→ **Given exercise**:
Each line containing the word "default" must be collected.
---
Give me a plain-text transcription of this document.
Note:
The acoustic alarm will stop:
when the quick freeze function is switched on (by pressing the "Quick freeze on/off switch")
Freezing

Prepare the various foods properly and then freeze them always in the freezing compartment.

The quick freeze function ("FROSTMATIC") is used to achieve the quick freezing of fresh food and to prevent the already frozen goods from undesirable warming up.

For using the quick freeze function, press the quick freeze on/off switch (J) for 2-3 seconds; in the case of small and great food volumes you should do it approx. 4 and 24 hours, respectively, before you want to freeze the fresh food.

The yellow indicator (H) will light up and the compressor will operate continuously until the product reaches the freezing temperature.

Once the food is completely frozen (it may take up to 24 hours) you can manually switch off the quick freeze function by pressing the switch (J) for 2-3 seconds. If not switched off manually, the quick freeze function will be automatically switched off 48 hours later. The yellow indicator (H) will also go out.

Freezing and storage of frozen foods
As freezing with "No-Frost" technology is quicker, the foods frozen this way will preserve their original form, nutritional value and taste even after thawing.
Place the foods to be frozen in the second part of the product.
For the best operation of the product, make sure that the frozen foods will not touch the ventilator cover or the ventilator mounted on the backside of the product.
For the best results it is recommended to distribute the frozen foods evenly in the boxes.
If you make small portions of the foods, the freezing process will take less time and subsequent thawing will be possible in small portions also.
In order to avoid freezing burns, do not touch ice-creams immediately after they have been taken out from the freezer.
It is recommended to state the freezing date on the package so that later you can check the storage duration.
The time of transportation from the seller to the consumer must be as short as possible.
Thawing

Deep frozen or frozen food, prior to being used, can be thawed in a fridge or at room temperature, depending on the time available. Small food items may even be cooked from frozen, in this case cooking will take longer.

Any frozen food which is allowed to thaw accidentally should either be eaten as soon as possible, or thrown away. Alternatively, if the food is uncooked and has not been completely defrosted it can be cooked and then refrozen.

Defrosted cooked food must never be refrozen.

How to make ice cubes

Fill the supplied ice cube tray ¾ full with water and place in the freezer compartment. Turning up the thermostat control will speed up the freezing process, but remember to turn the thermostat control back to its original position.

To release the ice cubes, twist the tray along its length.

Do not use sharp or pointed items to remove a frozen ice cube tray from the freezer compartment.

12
---
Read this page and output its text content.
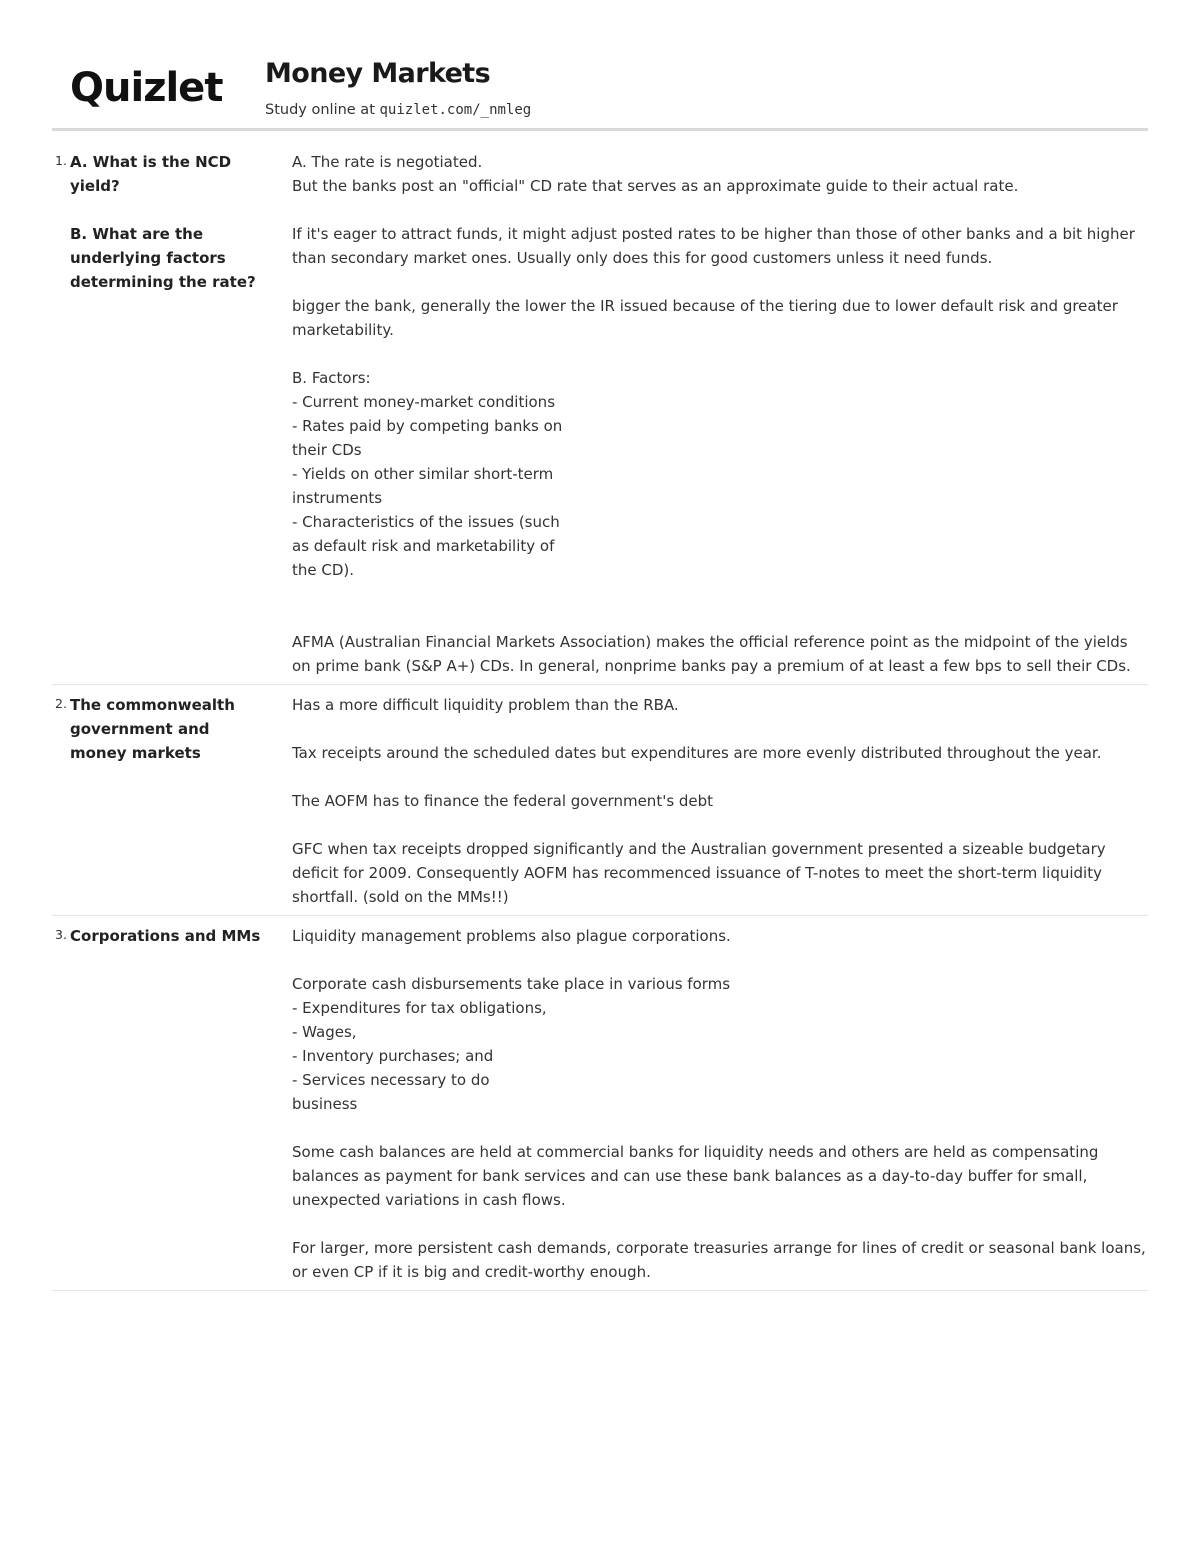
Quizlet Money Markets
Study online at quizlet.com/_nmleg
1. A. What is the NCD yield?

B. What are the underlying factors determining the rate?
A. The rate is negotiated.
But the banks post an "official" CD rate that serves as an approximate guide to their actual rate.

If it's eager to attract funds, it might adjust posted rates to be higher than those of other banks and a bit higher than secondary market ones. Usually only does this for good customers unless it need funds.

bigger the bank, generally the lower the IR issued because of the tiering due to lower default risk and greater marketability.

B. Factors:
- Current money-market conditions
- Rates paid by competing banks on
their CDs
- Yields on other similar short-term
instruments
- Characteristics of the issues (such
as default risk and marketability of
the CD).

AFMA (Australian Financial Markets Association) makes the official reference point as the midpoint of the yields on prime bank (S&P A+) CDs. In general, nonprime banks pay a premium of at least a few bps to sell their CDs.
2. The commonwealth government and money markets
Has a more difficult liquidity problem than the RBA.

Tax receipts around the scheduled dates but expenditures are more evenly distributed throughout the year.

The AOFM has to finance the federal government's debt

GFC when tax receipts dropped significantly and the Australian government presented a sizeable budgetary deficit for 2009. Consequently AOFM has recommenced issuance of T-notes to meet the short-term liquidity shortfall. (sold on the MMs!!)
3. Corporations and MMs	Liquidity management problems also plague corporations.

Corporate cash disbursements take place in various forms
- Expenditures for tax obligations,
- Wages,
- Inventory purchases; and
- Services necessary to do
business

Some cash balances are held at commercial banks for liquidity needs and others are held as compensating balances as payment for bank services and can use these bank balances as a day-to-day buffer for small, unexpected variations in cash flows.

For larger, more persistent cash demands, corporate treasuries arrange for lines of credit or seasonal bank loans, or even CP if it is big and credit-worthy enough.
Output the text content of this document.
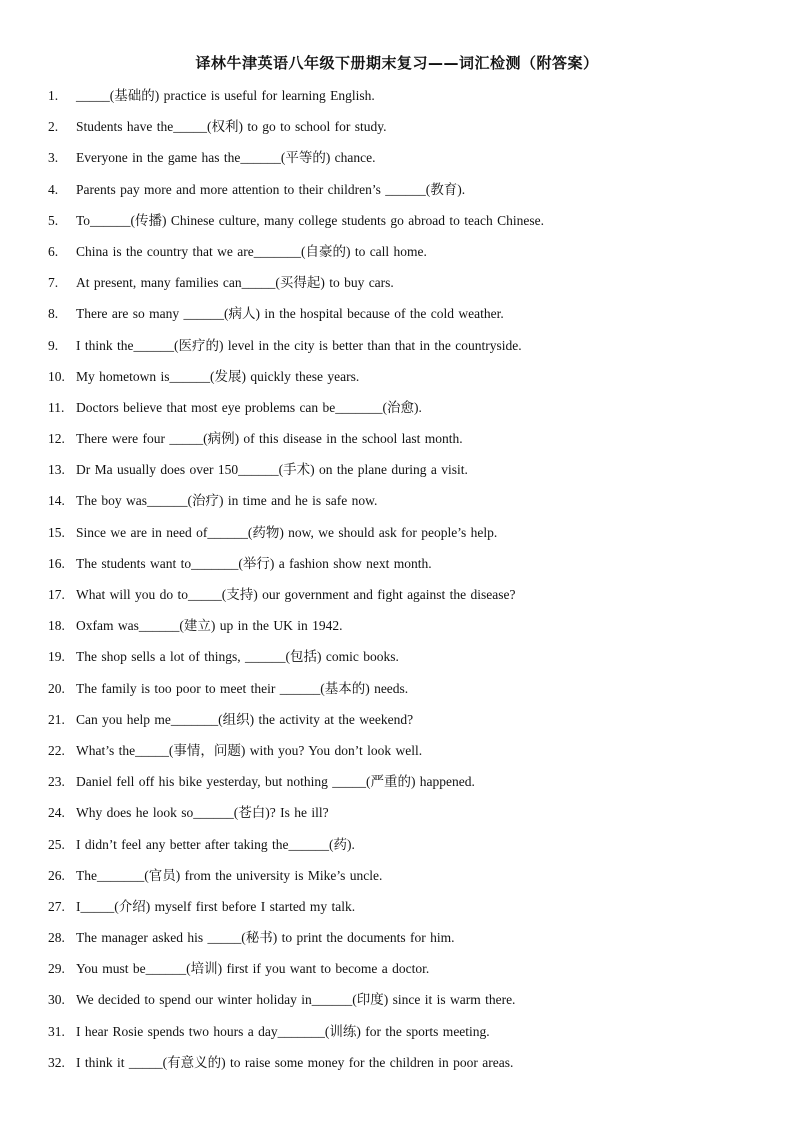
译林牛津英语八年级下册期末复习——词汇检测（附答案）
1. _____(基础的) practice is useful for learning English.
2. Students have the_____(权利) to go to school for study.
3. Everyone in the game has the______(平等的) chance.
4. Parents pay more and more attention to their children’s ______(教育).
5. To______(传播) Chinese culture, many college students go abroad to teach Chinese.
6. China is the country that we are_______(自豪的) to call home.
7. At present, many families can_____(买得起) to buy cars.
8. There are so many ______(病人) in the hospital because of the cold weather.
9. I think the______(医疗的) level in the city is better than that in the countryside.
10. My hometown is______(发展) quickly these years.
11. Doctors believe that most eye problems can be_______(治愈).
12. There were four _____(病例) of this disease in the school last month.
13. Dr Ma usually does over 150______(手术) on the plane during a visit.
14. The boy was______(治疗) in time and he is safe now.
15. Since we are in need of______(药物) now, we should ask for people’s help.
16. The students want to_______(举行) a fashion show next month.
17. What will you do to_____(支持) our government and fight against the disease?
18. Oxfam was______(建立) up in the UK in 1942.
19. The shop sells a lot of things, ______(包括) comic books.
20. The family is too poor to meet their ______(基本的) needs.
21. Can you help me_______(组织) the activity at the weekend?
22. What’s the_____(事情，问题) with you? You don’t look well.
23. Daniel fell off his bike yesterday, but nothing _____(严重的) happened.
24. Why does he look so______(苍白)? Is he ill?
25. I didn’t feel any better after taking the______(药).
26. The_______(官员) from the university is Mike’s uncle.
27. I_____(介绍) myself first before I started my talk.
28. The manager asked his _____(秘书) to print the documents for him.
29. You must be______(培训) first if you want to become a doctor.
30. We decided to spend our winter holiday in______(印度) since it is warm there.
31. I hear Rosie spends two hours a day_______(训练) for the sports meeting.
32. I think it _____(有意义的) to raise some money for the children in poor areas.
---
→ **Finished task**:
bigger the bank, generally the lower the IR issued because of the tiering due to lower default risk and greater marketability.
as default risk and marketability of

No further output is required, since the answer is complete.